Collect each line containing "icon".
>> START RAW DATA
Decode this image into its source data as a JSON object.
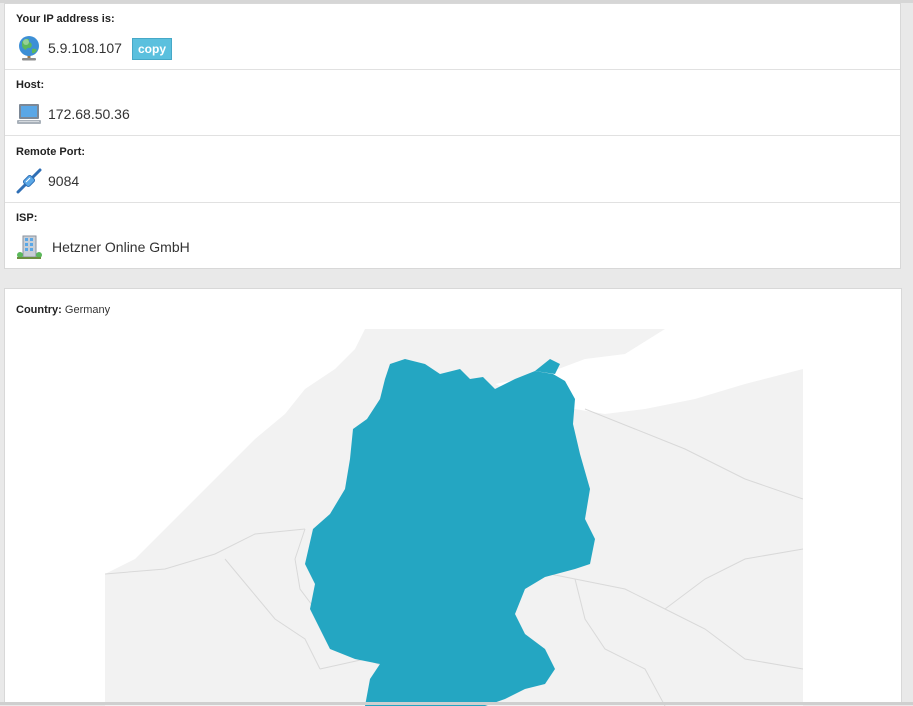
{
  "ip": {
    "label": "Your IP address is:",
    "value": "5.9.108.107",
    "copy_label": "copy",
    "icon": "globe-icon"
  },
  "host": {
    "label": "Host:",
    "value": "172.68.50.36",
    "icon": "computer-icon"
  },
  "port": {
    "label": "Remote Port:",
    "value": "9084",
    "icon": "network-cable-icon"
  },
  "isp": {
    "label": "ISP:",
    "value": "Hetzner Online GmbH",
    "icon": "building-icon"
  },
  "country": {
    "label": "Country:",
    "value": "Germany"
  },
  "map": {
    "highlight_color": "#24a6c2",
    "land_color": "#f2f2f2",
    "border_color": "#d9d9d9"
  }
}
>> END RAW DATA
• [TASK RESPONSE]
    "icon": "globe-icon"
    "icon": "computer-icon"
    "icon": "network-cable-icon"
    "icon": "building-icon"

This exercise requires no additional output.